■ **What to work on**
Select from the records below every line that has the word "Juli" in it.
○ ○ ○ ○ ○ ○ ○
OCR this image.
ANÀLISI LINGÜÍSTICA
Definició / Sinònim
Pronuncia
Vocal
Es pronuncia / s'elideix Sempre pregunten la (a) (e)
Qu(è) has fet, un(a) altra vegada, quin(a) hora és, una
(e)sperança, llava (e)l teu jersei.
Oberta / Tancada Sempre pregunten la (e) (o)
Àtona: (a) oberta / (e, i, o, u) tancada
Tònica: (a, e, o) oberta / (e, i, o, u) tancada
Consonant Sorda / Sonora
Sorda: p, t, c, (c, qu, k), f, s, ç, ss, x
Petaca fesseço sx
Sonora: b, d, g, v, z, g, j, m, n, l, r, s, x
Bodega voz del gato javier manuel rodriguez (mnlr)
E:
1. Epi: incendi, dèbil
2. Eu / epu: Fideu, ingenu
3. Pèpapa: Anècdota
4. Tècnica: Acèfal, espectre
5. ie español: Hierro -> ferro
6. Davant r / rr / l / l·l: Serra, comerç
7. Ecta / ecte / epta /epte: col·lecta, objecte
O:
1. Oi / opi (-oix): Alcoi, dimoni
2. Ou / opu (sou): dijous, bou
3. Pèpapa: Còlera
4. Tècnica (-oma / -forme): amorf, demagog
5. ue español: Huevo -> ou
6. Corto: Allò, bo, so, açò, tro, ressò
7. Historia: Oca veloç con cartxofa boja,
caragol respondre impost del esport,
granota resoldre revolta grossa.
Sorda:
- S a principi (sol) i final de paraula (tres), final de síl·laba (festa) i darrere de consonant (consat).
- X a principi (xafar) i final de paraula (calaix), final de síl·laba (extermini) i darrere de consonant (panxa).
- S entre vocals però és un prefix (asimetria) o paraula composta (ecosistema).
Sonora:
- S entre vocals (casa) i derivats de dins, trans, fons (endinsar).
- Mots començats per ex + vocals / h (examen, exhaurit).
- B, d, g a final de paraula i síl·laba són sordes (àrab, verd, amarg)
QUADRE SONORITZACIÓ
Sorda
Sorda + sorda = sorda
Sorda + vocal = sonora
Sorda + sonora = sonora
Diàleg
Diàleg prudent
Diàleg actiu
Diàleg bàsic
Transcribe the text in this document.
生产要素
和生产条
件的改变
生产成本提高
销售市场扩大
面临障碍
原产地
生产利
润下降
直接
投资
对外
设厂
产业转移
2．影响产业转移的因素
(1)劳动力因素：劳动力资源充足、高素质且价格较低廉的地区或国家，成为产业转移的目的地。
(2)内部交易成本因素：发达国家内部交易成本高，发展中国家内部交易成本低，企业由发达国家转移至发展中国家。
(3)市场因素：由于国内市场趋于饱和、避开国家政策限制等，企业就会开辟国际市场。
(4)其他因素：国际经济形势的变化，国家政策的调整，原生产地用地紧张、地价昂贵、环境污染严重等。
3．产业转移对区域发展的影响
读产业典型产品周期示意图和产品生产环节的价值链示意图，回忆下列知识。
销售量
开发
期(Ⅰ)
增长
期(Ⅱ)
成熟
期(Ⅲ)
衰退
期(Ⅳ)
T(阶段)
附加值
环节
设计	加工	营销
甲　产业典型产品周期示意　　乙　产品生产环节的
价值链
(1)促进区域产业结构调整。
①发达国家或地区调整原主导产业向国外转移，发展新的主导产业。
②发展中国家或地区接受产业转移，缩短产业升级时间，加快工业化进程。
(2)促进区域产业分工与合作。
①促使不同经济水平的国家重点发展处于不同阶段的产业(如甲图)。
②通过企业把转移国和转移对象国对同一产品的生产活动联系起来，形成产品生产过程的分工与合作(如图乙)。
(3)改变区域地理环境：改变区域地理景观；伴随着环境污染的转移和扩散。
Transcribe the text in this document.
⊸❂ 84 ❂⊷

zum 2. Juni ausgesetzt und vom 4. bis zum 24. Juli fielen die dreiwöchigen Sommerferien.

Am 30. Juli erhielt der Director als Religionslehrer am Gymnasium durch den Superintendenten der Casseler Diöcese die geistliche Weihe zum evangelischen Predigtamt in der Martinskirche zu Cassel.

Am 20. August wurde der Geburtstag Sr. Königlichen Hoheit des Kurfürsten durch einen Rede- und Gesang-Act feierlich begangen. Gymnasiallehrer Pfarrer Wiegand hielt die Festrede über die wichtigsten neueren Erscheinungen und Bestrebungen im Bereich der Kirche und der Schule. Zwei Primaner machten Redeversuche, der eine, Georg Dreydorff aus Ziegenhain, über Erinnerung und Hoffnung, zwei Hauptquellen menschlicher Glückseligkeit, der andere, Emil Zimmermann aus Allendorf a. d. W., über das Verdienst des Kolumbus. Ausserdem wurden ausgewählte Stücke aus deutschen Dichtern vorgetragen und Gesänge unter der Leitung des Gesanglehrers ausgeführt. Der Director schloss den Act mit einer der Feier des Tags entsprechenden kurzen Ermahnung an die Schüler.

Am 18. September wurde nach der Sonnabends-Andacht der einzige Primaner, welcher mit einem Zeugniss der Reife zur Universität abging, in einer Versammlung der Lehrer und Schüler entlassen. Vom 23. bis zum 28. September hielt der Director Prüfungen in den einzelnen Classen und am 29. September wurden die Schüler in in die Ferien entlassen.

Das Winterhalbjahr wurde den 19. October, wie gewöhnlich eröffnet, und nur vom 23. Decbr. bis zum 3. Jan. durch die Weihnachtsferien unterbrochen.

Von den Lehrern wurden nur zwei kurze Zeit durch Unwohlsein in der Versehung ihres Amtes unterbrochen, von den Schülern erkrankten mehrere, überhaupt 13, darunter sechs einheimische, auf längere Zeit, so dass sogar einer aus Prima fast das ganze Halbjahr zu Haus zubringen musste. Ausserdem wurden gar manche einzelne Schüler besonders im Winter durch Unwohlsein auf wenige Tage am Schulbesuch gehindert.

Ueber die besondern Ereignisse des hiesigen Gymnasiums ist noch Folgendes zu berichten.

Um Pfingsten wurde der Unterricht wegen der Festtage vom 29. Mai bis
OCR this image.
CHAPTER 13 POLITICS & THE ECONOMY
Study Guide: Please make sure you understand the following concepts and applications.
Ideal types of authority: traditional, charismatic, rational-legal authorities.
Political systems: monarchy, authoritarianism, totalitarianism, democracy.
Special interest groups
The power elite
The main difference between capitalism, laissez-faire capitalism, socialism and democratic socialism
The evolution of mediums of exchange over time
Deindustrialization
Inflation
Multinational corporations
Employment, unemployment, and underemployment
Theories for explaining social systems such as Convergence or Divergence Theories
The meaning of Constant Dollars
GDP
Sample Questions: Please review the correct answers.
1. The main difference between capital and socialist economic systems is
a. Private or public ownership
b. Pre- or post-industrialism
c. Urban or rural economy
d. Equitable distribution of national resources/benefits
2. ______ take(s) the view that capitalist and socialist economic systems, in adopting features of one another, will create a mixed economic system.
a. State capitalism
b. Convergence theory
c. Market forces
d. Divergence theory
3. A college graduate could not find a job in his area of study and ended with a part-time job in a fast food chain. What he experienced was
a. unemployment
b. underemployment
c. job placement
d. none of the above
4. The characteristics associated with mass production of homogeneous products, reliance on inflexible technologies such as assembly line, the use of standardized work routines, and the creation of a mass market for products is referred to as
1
○ ○ ○ ○ ○ ○ ○
■ **Result of the task**
zum 2. Juni ausgesetzt und vom 4. bis zum 24. Juli fielen die dreiwöchigen Sommerferien.
Am 30. Juli erhielt der Director als Religionslehrer am Gymnasium durch den Superintendenten der Casseler Diöcese die geistliche Weihe zum evangelischen Predigtamt in der Martinskirche zu Cassel.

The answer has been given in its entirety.